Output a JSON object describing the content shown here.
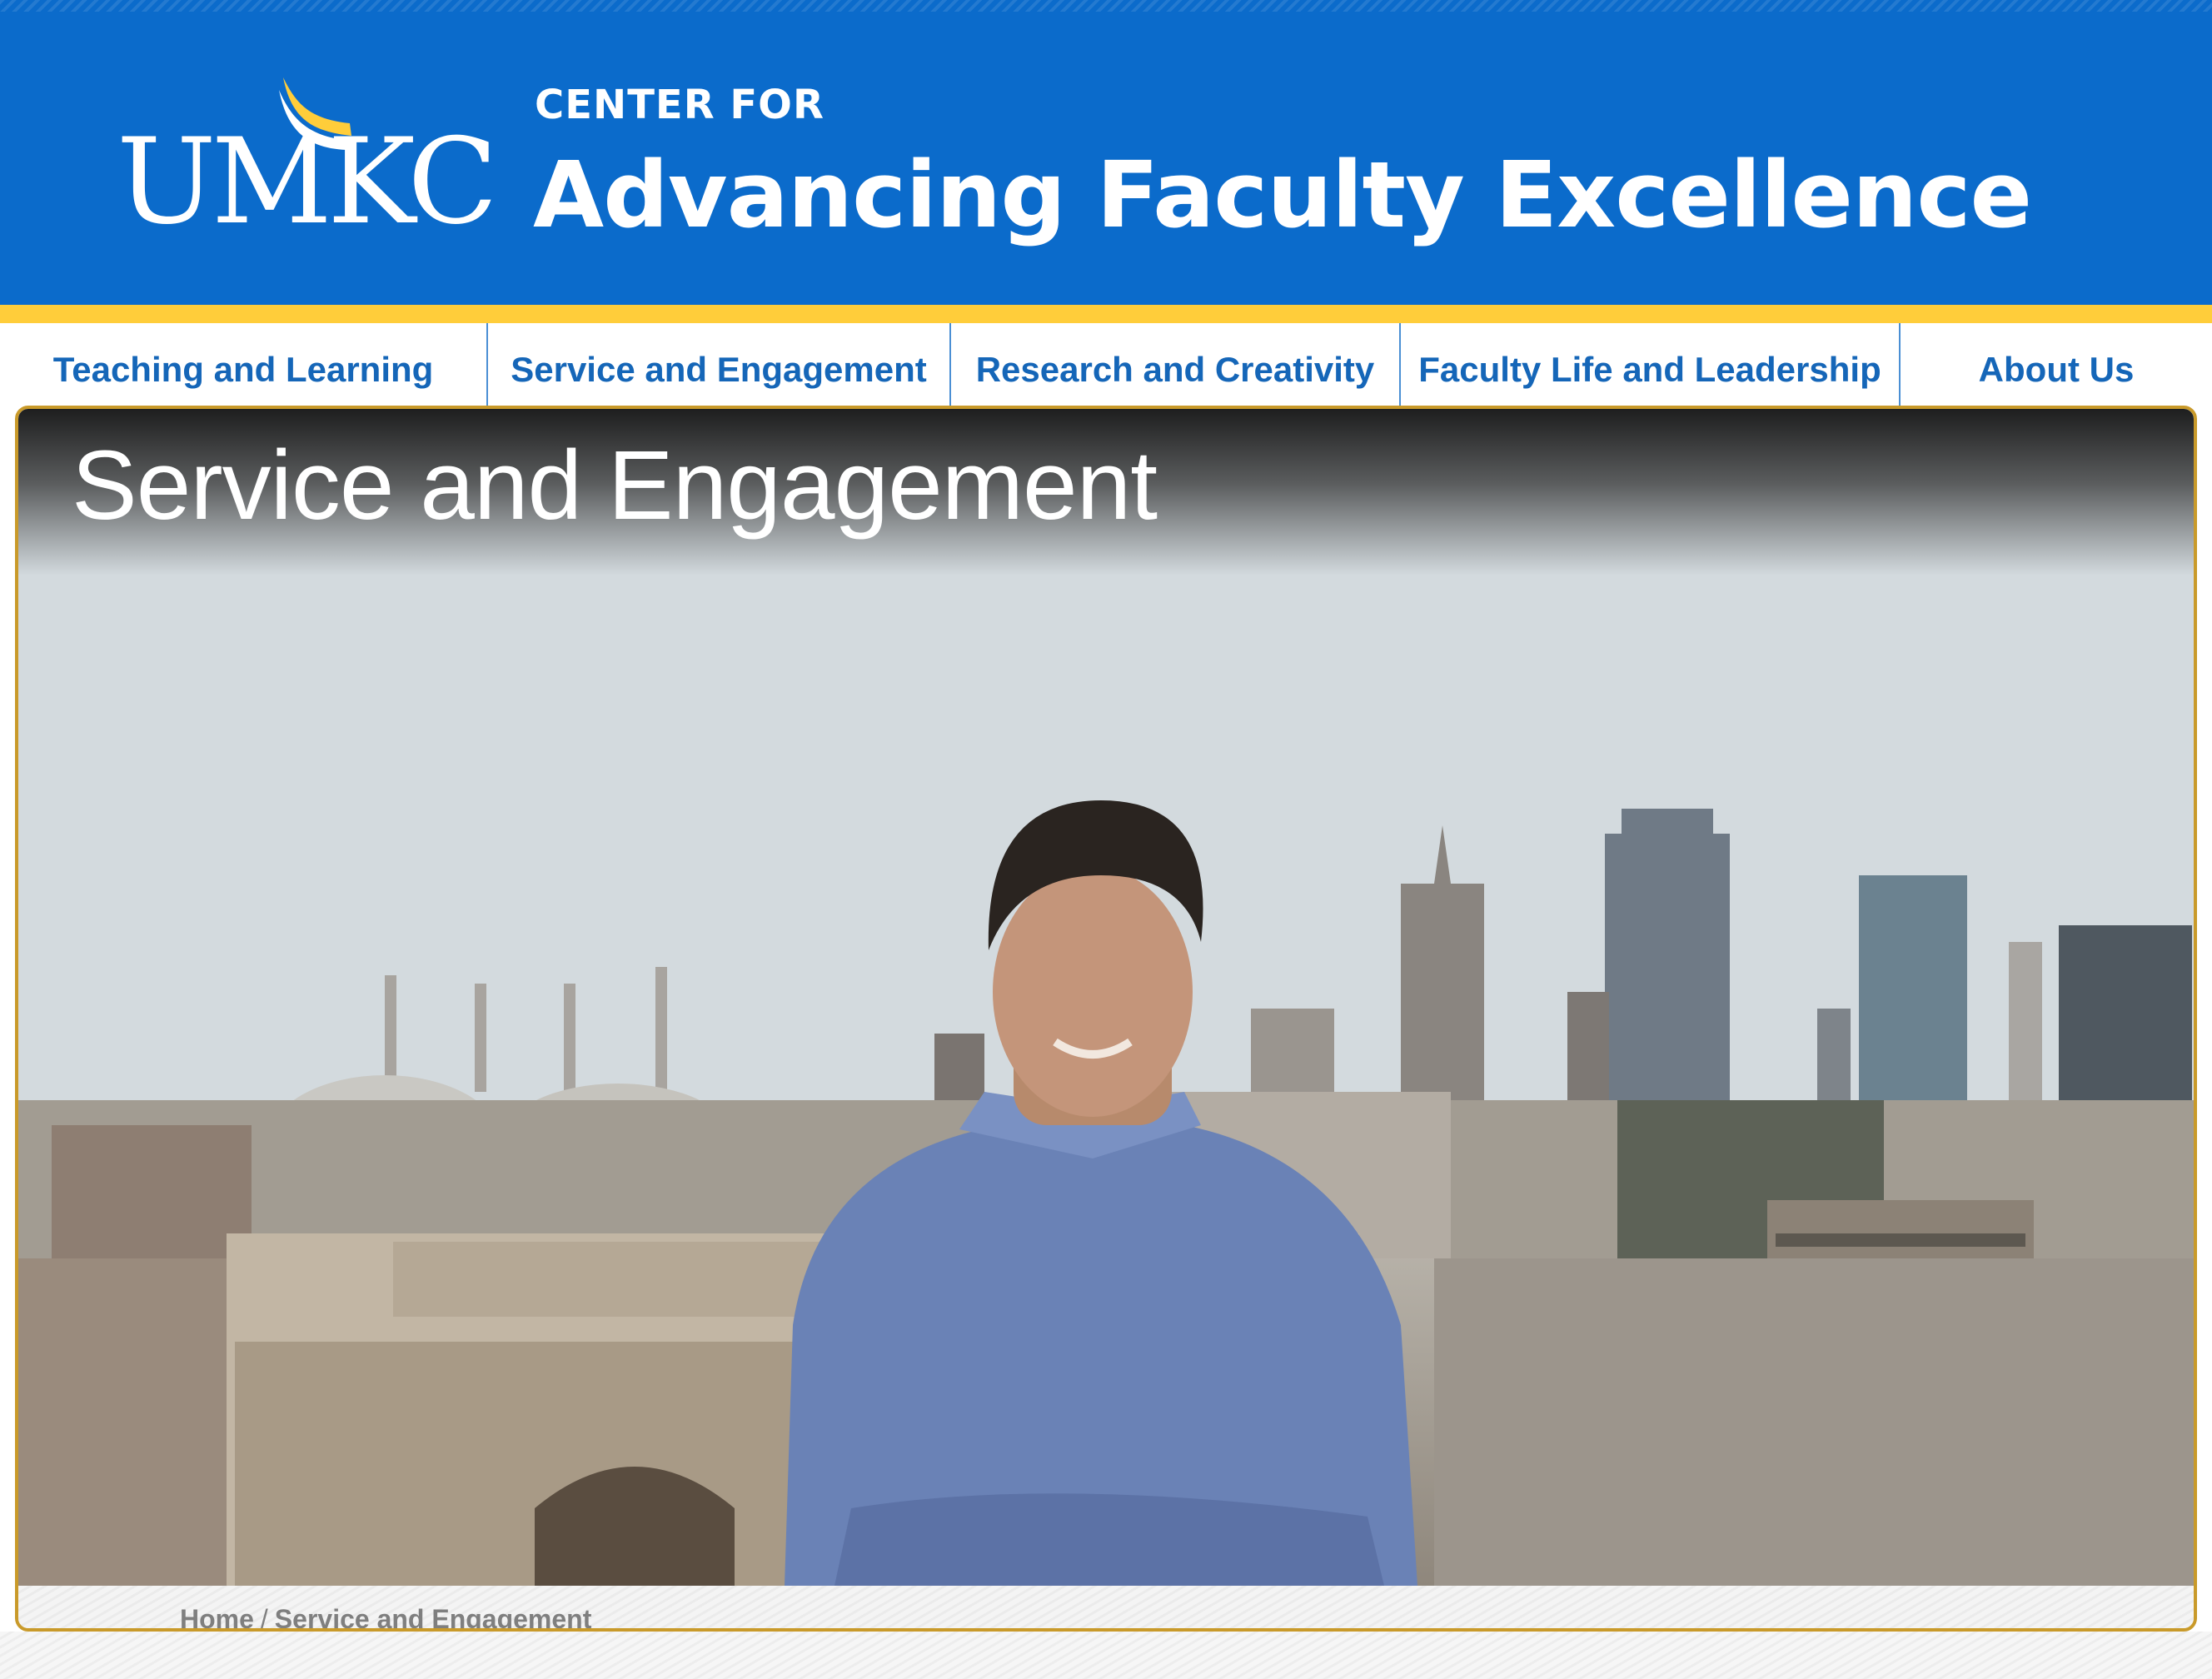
{
  "header": {
    "logo_text": "UMKC",
    "kicker": "CENTER FOR",
    "title": "Advancing Faculty Excellence"
  },
  "nav": {
    "items": [
      {
        "label": "Teaching and Learning"
      },
      {
        "label": "Service and Engagement"
      },
      {
        "label": "Research and Creativity"
      },
      {
        "label": "Faculty Life and Leadership"
      },
      {
        "label": "About Us"
      }
    ]
  },
  "hero": {
    "title": "Service and Engagement",
    "image_subject": "Student with arms crossed in front of a city skyline"
  },
  "breadcrumb": {
    "home": "Home",
    "separator": "/",
    "current": "Service and Engagement"
  },
  "colors": {
    "header_blue": "#0b6bcb",
    "gold": "#ffcd3a",
    "nav_text": "#1566b8",
    "frame": "#c99a2a"
  }
}
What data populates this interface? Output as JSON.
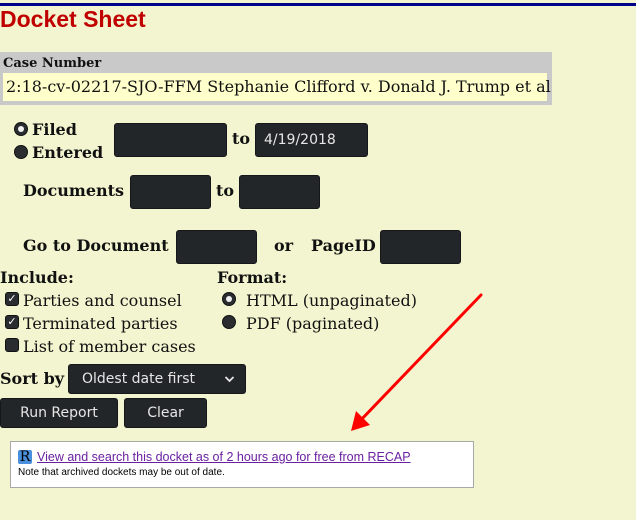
{
  "page": {
    "title": "Docket Sheet",
    "colors": {
      "background": "#f2f5cf",
      "title": "#c00000",
      "top_rule": "#00008b",
      "case_box": "#c9c9c9",
      "case_value_bg": "#ffffcc",
      "input_bg": "#232628",
      "link": "#6a1fa0",
      "annotation_arrow": "#ff0000"
    }
  },
  "case": {
    "label": "Case Number",
    "value": "2:18-cv-02217-SJO-FFM Stephanie Clifford v. Donald J. Trump et al"
  },
  "date_filter": {
    "options": [
      {
        "label": "Filed",
        "checked": true
      },
      {
        "label": "Entered",
        "checked": false
      }
    ],
    "from_value": "",
    "to_label": "to",
    "to_value": "4/19/2018"
  },
  "documents": {
    "label": "Documents",
    "from_value": "",
    "to_label": "to",
    "to_value": ""
  },
  "goto": {
    "label": "Go to Document",
    "doc_value": "",
    "or_label": "or",
    "pageid_label": "PageID",
    "pageid_value": ""
  },
  "include": {
    "heading": "Include:",
    "items": [
      {
        "label": "Parties and counsel",
        "checked": true
      },
      {
        "label": "Terminated parties",
        "checked": true
      },
      {
        "label": "List of member cases",
        "checked": false
      }
    ]
  },
  "format": {
    "heading": "Format:",
    "options": [
      {
        "label": "HTML (unpaginated)",
        "checked": true
      },
      {
        "label": "PDF (paginated)",
        "checked": false
      }
    ]
  },
  "sort": {
    "label": "Sort by",
    "selected": "Oldest date first",
    "chevron_icon": "chevron-down-icon"
  },
  "actions": {
    "run_report": "Run Report",
    "clear": "Clear"
  },
  "recap": {
    "icon": "R",
    "link_text": "View and search this docket as of 2 hours ago for free from RECAP",
    "note": "Note that archived dockets may be out of date."
  }
}
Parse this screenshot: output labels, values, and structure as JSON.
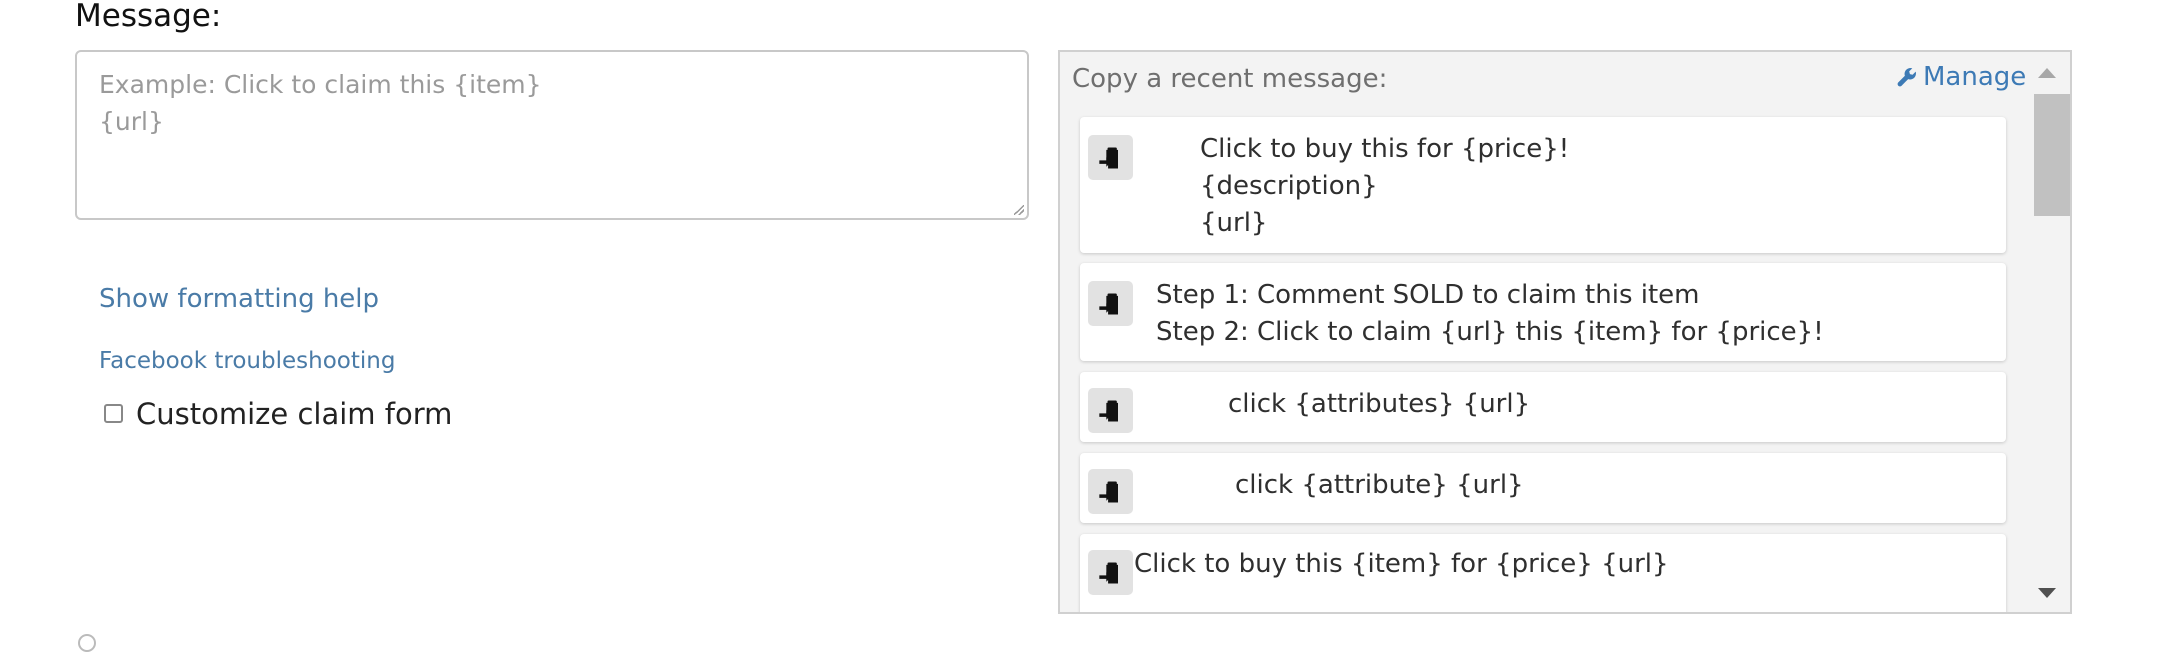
{
  "message": {
    "label": "Message:",
    "placeholder": "Example: Click to claim this {item}\n{url}"
  },
  "links": {
    "formatting_help": "Show formatting help",
    "facebook_troubleshooting": "Facebook troubleshooting"
  },
  "customize": {
    "label": "Customize claim form",
    "checked": false
  },
  "recent": {
    "title": "Copy a recent message:",
    "manage_label": "Manage",
    "items": [
      {
        "text": "Click to buy this for {price}!\n{description}\n{url}"
      },
      {
        "text": "Step 1: Comment SOLD to claim this item\nStep 2: Click to claim {url} this {item} for {price}!"
      },
      {
        "text": "click {attributes} {url}"
      },
      {
        "text": "click {attribute} {url}"
      },
      {
        "text": "Click to buy this {item} for {price} {url}"
      }
    ]
  },
  "colors": {
    "link": "#4a7ba7",
    "manage": "#3d7ab5",
    "panel_bg": "#f3f3f3"
  },
  "icons": {
    "copy": "clipboard-paste-icon",
    "manage": "wrench-icon"
  }
}
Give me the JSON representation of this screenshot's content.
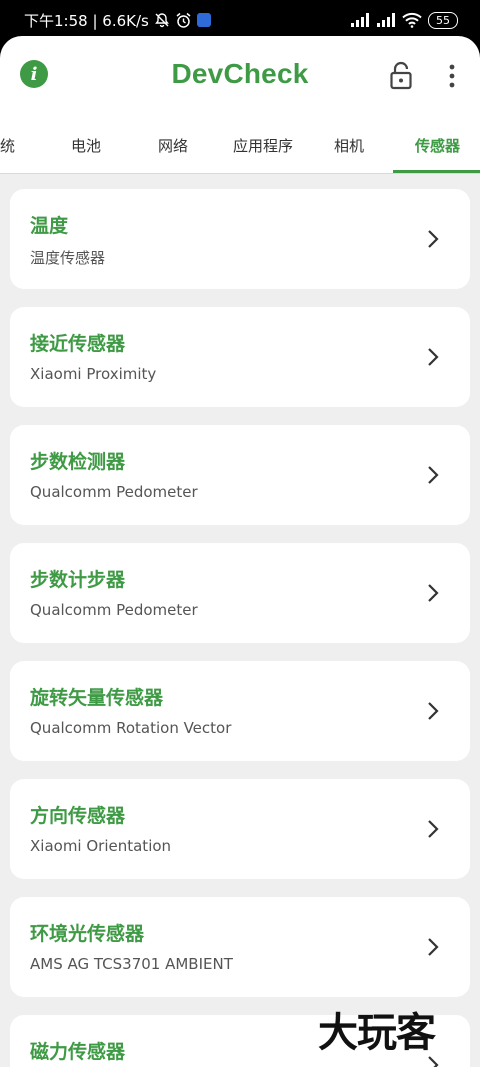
{
  "status_bar": {
    "time_speed": "下午1:58 | 6.6K/s",
    "battery": "55"
  },
  "toolbar": {
    "title": "DevCheck"
  },
  "tabs": [
    {
      "label": "统",
      "active": false
    },
    {
      "label": "电池",
      "active": false
    },
    {
      "label": "网络",
      "active": false
    },
    {
      "label": "应用程序",
      "active": false
    },
    {
      "label": "相机",
      "active": false
    },
    {
      "label": "传感器",
      "active": true
    }
  ],
  "sensors": [
    {
      "title": "温度",
      "subtitle": "温度传感器"
    },
    {
      "title": "接近传感器",
      "subtitle": "Xiaomi Proximity"
    },
    {
      "title": "步数检测器",
      "subtitle": "Qualcomm Pedometer"
    },
    {
      "title": "步数计步器",
      "subtitle": "Qualcomm Pedometer"
    },
    {
      "title": "旋转矢量传感器",
      "subtitle": "Qualcomm Rotation Vector"
    },
    {
      "title": "方向传感器",
      "subtitle": "Xiaomi Orientation"
    },
    {
      "title": "环境光传感器",
      "subtitle": "AMS AG TCS3701 AMBIENT"
    },
    {
      "title": "磁力传感器",
      "subtitle": ""
    }
  ],
  "watermark": "大玩客",
  "colors": {
    "accent": "#3f9a45",
    "list_bg": "#efefef"
  }
}
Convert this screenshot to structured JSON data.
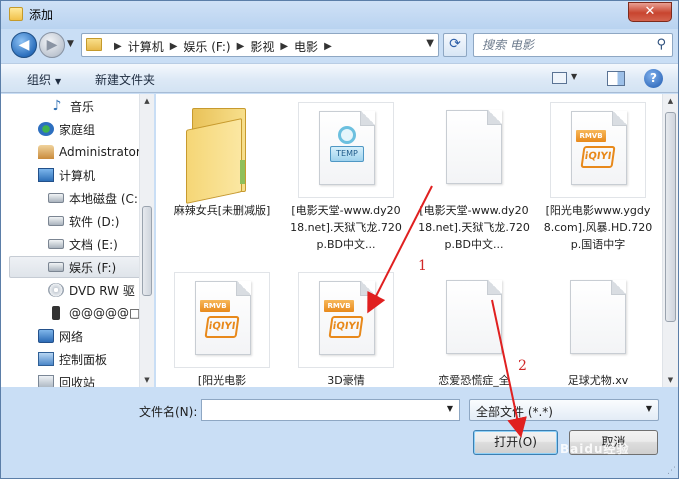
{
  "window": {
    "title": "添加",
    "close_label": "✕"
  },
  "nav": {
    "back_glyph": "◀",
    "forward_glyph": "▶",
    "recent_glyph": "▼",
    "breadcrumb": [
      "计算机",
      "娱乐 (F:)",
      "影视",
      "电影"
    ],
    "separator": "▶",
    "address_drop": "▼",
    "refresh_glyph": "⟳",
    "search_placeholder": "搜索 电影",
    "search_icon_glyph": "⚲"
  },
  "toolbar": {
    "organize_label": "组织",
    "organize_arrow": "▼",
    "new_folder_label": "新建文件夹",
    "view_arrow": "▼",
    "help_glyph": "?"
  },
  "tree": [
    {
      "label": "音乐",
      "icon": "music-icon"
    },
    {
      "label": "家庭组",
      "icon": "homegroup-icon"
    },
    {
      "label": "Administrator",
      "icon": "user-folder-icon"
    },
    {
      "label": "计算机",
      "icon": "computer-icon"
    },
    {
      "label": "本地磁盘 (C:",
      "icon": "drive-icon"
    },
    {
      "label": "软件 (D:)",
      "icon": "drive-icon"
    },
    {
      "label": "文档 (E:)",
      "icon": "drive-icon"
    },
    {
      "label": "娱乐 (F:)",
      "icon": "drive-icon",
      "selected": true
    },
    {
      "label": "DVD RW 驱",
      "icon": "dvd-icon"
    },
    {
      "label": "@@@@@□",
      "icon": "phone-icon"
    },
    {
      "label": "网络",
      "icon": "network-icon"
    },
    {
      "label": "控制面板",
      "icon": "control-panel-icon"
    },
    {
      "label": "回收站",
      "icon": "recycle-bin-icon"
    }
  ],
  "files": [
    {
      "name": "麻辣女兵[未删减版]",
      "type": "folder"
    },
    {
      "name": "[电影天堂-www.dy2018.net].天狱飞龙.720p.BD中文...",
      "type": "temp",
      "badge": "TEMP"
    },
    {
      "name": "[电影天堂-www.dy2018.net].天狱飞龙.720p.BD中文...",
      "type": "blank"
    },
    {
      "name": "[阳光电影www.ygdy8.com].风暴.HD.720p.国语中字",
      "type": "rmvb",
      "badge": "RMVB",
      "logo": "iQIYI"
    },
    {
      "name": "[阳光电影",
      "type": "rmvb",
      "badge": "RMVB",
      "logo": "iQIYI"
    },
    {
      "name": "3D豪情",
      "type": "rmvb",
      "badge": "RMVB",
      "logo": "iQIYI"
    },
    {
      "name": "恋爱恐慌症_全",
      "type": "blank"
    },
    {
      "name": "足球尤物.xv",
      "type": "blank"
    }
  ],
  "footer": {
    "filename_label": "文件名(N):",
    "filename_value": "",
    "filename_drop": "▼",
    "filetype_value": "全部文件 (*.*)",
    "filetype_drop": "▼",
    "open_label": "打开(O)",
    "cancel_label": "取消"
  },
  "annotations": {
    "step1": "1",
    "step2": "2",
    "color": "#e02020"
  },
  "watermark": "Baidu经验",
  "colors": {
    "accent": "#3c7fb1",
    "title_bar": "#c9def5",
    "selection": "#dfe4ea"
  }
}
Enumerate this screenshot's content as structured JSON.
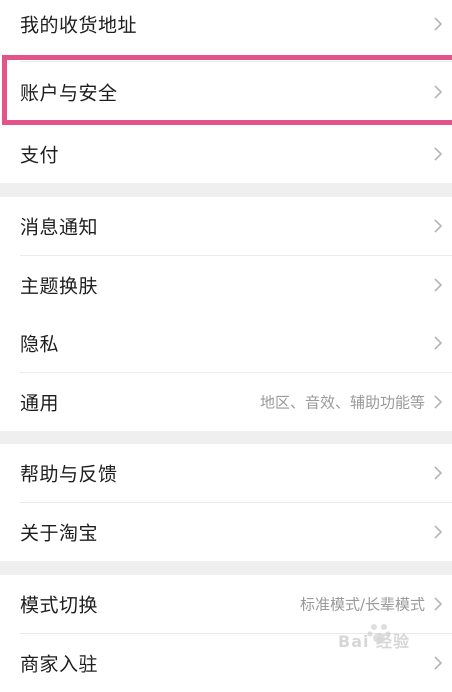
{
  "settings": {
    "rows": [
      {
        "label": "我的收货地址"
      },
      {
        "label": "账户与安全"
      },
      {
        "label": "支付"
      },
      {
        "label": "消息通知"
      },
      {
        "label": "主题换肤"
      },
      {
        "label": "隐私"
      },
      {
        "label": "通用",
        "hint": "地区、音效、辅助功能等"
      },
      {
        "label": "帮助与反馈"
      },
      {
        "label": "关于淘宝"
      },
      {
        "label": "模式切换",
        "hint": "标准模式/长辈模式"
      },
      {
        "label": "商家入驻"
      }
    ]
  },
  "highlight": {
    "color": "#e3558a",
    "target": "账户与安全"
  },
  "watermark": {
    "text": "Bai 经验"
  }
}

==*==

> [Work instructions]: Beginning with the line that holds "Enumerate this screenshot's", extract every line to the end of the material, exactly as it stands, and drop the pictures.

> [Worked solution]:
Enumerate this screenshot's content as structured JSON.
{
  "settings": {
    "rows": [
      {
        "label": "我的收货地址"
      },
      {
        "label": "账户与安全"
      },
      {
        "label": "支付"
      },
      {
        "label": "消息通知"
      },
      {
        "label": "主题换肤"
      },
      {
        "label": "隐私"
      },
      {
        "label": "通用",
        "hint": "地区、音效、辅助功能等"
      },
      {
        "label": "帮助与反馈"
      },
      {
        "label": "关于淘宝"
      },
      {
        "label": "模式切换",
        "hint": "标准模式/长辈模式"
      },
      {
        "label": "商家入驻"
      }
    ]
  },
  "highlight": {
    "color": "#e3558a",
    "target": "账户与安全"
  },
  "watermark": {
    "text": "Bai 经验"
  }
}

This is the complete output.